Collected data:
_ _ _ _ _

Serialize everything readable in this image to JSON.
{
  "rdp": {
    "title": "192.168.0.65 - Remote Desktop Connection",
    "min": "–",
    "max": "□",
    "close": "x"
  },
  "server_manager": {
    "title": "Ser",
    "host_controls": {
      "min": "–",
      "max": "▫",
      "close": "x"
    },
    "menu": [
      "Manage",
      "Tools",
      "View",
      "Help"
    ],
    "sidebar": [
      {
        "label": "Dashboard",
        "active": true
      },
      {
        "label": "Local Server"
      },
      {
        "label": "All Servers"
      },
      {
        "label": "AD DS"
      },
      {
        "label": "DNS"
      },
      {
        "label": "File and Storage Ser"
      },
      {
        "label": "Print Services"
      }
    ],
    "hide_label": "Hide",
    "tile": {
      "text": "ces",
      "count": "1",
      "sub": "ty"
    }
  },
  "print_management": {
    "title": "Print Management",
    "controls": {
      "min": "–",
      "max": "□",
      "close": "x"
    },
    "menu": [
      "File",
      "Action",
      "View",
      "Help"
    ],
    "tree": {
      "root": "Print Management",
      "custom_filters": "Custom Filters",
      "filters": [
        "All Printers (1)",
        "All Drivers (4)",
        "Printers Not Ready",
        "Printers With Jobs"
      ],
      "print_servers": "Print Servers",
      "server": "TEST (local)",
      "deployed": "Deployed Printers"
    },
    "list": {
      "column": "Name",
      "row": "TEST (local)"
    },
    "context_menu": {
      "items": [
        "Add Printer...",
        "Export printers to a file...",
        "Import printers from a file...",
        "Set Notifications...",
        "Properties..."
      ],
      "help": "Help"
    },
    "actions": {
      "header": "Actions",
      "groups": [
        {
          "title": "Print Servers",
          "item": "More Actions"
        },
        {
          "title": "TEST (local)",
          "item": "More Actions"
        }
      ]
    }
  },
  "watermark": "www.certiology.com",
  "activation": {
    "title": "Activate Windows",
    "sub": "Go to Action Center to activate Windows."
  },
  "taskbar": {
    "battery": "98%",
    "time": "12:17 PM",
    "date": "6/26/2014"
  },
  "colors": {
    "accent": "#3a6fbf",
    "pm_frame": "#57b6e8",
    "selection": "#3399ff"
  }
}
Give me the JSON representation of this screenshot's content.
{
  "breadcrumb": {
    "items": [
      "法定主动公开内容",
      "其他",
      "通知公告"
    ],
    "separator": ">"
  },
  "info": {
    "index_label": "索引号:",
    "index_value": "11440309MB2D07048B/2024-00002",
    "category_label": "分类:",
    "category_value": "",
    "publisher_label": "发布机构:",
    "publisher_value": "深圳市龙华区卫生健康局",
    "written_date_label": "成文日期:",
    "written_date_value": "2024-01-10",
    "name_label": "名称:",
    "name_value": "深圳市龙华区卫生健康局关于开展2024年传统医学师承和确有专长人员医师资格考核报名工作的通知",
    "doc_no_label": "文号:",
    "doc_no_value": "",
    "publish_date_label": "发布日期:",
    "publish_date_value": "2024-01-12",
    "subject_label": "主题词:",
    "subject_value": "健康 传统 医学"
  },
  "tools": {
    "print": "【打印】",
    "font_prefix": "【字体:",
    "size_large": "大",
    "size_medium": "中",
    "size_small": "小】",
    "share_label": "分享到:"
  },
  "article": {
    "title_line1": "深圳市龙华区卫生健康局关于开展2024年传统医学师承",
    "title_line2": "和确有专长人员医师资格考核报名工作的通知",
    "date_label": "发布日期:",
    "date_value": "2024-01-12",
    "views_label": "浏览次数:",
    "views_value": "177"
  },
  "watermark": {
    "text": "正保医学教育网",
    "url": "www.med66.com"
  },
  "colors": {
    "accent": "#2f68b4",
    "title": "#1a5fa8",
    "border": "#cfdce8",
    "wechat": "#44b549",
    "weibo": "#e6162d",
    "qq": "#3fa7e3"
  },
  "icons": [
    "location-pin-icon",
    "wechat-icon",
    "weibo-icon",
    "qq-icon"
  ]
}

_ _ _ _ _

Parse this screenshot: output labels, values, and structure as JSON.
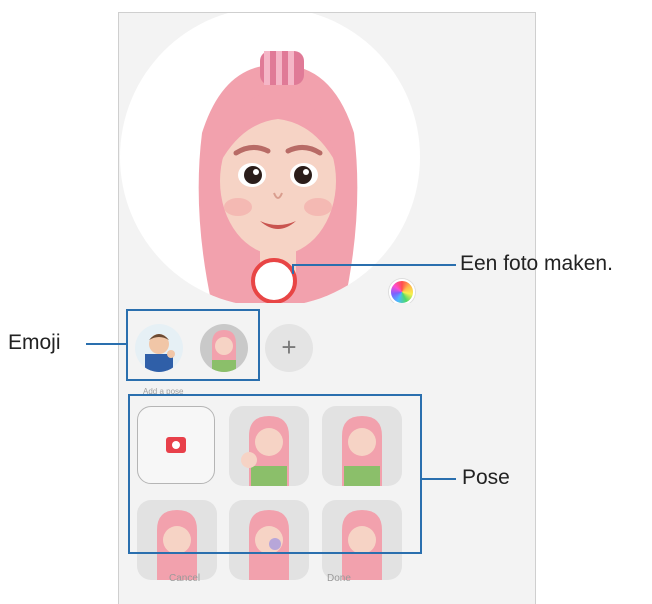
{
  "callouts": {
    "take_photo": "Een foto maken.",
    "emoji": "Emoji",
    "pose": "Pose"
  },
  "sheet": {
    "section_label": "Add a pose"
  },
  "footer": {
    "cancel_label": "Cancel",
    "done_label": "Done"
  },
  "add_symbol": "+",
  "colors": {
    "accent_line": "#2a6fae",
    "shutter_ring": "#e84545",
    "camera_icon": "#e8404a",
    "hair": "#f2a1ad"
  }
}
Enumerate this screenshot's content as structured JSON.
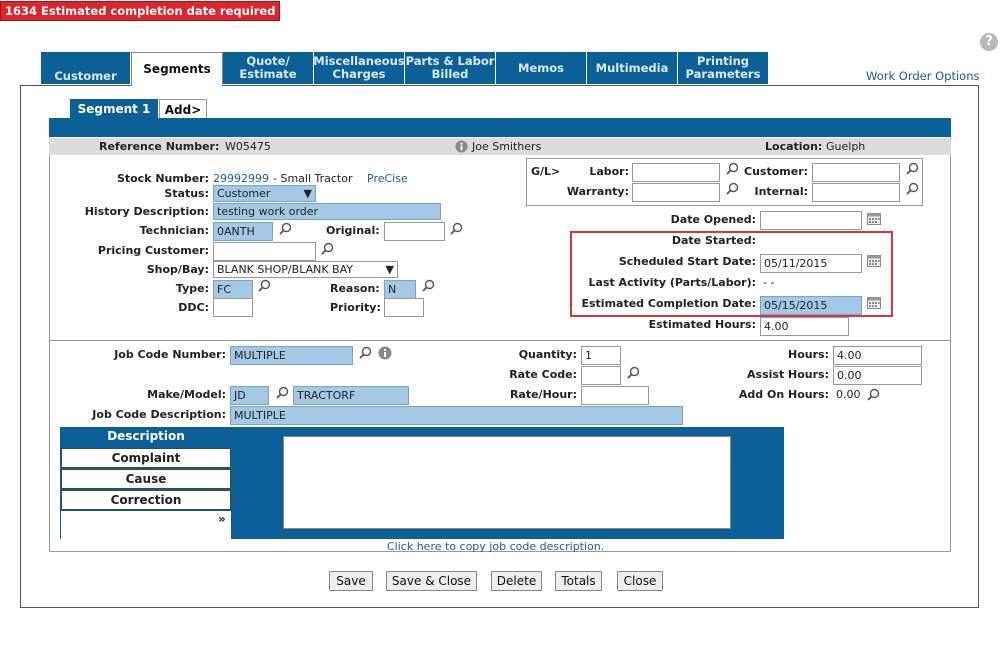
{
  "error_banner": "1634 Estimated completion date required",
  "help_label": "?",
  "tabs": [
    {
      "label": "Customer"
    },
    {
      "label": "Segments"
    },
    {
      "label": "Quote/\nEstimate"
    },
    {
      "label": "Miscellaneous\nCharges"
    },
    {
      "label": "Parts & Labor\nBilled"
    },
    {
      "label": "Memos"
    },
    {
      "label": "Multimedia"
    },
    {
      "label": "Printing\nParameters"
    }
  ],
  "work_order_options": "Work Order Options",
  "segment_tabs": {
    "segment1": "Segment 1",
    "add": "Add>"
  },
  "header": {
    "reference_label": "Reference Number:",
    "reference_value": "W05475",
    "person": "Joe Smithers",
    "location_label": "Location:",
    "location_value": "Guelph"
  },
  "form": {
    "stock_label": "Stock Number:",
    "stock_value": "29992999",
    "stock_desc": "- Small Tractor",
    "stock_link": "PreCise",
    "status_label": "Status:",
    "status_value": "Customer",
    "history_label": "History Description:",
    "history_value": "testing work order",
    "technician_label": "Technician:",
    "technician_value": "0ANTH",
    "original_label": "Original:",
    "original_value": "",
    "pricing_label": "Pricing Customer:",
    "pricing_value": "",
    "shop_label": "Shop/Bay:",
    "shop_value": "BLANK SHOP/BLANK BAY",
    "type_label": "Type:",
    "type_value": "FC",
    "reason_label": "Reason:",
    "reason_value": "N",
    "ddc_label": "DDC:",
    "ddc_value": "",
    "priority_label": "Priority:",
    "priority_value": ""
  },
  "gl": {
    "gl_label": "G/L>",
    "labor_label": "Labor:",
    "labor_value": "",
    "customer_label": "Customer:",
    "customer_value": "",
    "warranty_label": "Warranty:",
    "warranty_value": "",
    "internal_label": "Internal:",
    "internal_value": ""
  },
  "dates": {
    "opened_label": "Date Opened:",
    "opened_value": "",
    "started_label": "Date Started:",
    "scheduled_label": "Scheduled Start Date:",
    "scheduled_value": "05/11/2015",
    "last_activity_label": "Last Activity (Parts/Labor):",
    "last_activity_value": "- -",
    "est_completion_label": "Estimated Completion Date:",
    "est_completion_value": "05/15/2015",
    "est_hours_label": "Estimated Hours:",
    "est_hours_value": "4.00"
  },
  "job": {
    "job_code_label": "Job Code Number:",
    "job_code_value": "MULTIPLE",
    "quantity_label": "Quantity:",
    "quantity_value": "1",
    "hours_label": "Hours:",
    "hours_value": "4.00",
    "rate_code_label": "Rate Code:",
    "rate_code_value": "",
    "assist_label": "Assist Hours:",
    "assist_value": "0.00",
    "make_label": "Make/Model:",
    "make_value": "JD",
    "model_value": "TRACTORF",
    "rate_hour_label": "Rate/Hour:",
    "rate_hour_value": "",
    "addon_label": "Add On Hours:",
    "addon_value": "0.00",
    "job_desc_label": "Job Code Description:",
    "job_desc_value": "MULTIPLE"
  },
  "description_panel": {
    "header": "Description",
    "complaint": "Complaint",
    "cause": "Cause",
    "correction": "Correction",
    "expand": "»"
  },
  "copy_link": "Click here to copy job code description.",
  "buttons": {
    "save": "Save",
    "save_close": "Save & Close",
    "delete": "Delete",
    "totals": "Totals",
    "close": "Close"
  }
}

_ _ _ _ _

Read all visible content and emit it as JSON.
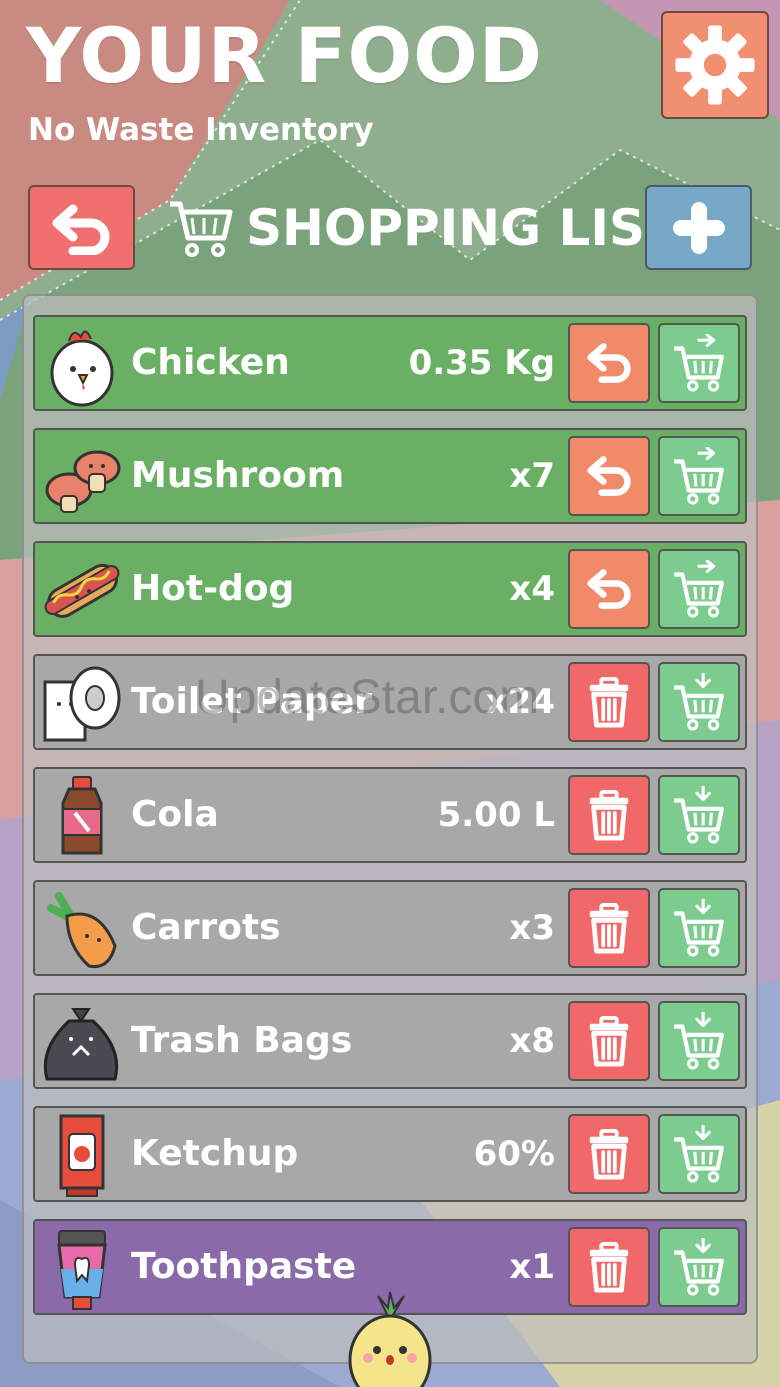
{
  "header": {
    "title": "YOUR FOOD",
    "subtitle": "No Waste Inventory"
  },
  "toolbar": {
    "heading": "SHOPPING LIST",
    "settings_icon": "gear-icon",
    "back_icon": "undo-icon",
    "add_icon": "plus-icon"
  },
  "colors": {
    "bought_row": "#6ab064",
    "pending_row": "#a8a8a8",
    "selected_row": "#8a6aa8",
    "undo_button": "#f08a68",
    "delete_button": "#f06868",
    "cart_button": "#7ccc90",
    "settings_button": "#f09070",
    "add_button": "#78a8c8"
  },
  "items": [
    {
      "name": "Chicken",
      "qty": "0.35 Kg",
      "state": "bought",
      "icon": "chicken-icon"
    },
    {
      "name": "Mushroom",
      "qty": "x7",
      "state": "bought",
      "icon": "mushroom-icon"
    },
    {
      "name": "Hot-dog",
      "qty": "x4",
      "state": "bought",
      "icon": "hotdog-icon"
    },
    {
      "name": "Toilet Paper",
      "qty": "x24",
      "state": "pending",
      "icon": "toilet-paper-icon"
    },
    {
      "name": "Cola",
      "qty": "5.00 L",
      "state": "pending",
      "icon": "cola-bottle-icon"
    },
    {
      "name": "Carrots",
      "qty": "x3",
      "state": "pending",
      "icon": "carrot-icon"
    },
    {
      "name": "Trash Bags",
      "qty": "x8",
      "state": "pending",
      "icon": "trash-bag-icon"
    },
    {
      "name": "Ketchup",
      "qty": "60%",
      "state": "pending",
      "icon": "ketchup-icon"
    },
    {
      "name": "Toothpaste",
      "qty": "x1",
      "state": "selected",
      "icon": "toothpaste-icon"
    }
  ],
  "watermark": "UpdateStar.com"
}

_ _ _ _ _

#### [Stated task]
Gather every line from the entries above where the word "Number" appears, and copy them.

#### [Answer below]
    "reference_label": "Reference Number:",
    "stock_label": "Stock Number:",
    "job_code_label": "Job Code Number:",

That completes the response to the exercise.